The problem =>
Every line that contains "الثالث" counts once; give the total number of such lines, with no other words.

(Entries taken from a collection)
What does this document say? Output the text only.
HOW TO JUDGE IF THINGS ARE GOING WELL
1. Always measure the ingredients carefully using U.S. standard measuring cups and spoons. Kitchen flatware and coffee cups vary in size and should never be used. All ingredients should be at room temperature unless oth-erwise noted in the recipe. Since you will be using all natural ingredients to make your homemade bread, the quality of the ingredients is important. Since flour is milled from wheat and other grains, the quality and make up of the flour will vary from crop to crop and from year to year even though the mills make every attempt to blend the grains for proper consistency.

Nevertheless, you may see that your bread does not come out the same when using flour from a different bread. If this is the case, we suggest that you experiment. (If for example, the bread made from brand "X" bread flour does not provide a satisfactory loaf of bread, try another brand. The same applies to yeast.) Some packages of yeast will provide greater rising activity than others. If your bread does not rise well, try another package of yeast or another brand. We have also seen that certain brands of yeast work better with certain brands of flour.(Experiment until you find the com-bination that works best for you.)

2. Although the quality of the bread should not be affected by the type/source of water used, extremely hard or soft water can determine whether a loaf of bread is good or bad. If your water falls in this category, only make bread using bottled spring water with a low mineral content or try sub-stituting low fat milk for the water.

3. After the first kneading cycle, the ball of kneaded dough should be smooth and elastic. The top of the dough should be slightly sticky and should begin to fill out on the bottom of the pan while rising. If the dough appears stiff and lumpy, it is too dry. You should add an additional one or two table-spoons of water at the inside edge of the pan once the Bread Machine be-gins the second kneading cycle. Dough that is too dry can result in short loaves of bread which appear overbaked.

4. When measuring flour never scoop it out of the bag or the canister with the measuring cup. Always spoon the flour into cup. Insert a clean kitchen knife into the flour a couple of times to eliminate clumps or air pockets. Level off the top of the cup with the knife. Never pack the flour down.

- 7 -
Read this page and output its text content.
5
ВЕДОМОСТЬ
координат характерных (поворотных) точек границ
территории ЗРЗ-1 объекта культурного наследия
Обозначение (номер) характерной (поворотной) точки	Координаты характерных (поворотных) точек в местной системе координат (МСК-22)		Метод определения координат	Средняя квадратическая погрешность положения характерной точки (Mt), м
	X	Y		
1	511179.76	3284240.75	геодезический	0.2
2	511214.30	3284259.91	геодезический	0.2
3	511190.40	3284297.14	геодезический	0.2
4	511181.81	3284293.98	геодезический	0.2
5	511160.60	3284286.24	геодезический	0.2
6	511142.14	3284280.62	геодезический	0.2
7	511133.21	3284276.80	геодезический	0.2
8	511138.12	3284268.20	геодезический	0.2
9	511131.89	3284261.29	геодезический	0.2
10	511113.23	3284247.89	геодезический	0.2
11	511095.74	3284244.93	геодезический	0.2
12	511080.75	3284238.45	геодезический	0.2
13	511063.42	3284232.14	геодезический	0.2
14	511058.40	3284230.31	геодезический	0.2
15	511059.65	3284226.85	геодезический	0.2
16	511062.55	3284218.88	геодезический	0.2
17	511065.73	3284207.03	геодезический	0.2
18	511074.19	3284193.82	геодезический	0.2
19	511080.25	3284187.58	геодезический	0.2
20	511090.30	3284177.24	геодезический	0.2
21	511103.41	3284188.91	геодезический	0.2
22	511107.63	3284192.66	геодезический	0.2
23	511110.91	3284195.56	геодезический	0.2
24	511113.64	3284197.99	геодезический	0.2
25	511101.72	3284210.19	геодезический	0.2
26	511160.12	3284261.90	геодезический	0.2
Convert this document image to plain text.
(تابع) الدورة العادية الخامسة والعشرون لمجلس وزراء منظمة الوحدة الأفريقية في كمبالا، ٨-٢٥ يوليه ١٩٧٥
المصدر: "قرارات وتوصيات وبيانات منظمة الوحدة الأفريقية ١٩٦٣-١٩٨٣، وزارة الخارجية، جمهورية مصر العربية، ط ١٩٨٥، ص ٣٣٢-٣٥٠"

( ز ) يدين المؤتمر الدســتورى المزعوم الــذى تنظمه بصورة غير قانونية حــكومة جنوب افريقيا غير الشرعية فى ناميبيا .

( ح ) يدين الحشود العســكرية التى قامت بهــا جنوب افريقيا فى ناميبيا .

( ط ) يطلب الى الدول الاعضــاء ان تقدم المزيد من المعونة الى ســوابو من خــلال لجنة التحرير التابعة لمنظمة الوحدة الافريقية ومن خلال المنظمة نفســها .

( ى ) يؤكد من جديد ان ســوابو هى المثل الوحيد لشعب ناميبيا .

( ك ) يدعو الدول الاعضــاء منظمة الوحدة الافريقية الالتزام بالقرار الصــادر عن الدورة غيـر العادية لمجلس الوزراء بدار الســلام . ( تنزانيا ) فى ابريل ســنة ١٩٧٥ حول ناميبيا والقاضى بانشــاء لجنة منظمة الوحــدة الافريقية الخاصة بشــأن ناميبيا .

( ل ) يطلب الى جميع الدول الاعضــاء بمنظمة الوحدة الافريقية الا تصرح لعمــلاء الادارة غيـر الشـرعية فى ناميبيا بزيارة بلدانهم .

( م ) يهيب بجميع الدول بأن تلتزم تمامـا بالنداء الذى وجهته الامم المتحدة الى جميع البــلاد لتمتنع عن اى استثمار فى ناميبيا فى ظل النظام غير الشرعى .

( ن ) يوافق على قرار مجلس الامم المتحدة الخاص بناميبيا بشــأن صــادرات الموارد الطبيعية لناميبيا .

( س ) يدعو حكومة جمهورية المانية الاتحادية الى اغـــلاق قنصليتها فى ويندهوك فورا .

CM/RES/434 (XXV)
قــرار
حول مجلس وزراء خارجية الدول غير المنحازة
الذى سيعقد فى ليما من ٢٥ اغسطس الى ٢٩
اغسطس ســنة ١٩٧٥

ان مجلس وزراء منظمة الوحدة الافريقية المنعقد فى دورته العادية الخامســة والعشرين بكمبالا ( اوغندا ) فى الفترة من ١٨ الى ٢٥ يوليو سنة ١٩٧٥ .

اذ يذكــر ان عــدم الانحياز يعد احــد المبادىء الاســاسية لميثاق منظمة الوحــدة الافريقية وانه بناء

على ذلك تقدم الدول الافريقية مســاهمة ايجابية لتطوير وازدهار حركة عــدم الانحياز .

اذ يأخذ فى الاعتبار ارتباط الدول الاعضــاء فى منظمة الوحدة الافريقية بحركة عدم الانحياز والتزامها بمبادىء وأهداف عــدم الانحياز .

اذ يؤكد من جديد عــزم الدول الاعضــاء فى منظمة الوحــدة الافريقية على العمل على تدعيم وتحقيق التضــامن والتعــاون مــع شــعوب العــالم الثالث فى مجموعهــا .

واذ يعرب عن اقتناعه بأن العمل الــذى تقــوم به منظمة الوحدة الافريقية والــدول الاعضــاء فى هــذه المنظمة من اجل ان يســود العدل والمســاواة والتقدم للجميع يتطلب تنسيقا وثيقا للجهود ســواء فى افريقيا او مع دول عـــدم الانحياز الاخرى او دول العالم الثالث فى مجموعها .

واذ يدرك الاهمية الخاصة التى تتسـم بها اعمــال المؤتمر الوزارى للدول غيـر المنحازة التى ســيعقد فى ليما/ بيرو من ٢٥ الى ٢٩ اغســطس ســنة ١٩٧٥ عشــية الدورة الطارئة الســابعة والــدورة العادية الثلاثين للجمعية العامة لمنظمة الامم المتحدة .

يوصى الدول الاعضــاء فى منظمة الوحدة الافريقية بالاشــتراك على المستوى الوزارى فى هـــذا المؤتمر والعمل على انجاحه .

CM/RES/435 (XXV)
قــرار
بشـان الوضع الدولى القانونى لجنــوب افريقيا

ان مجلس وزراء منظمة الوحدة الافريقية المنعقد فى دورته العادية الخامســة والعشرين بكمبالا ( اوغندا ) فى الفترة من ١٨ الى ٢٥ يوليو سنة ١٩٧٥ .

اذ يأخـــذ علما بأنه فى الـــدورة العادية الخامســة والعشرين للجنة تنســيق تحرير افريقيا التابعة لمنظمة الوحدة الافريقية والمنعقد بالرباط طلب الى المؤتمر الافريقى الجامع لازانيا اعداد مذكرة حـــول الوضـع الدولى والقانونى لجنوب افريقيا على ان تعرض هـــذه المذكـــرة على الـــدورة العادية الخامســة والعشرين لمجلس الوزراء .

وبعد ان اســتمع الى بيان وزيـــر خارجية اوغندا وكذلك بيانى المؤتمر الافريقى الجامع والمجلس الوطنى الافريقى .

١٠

Response below =>
2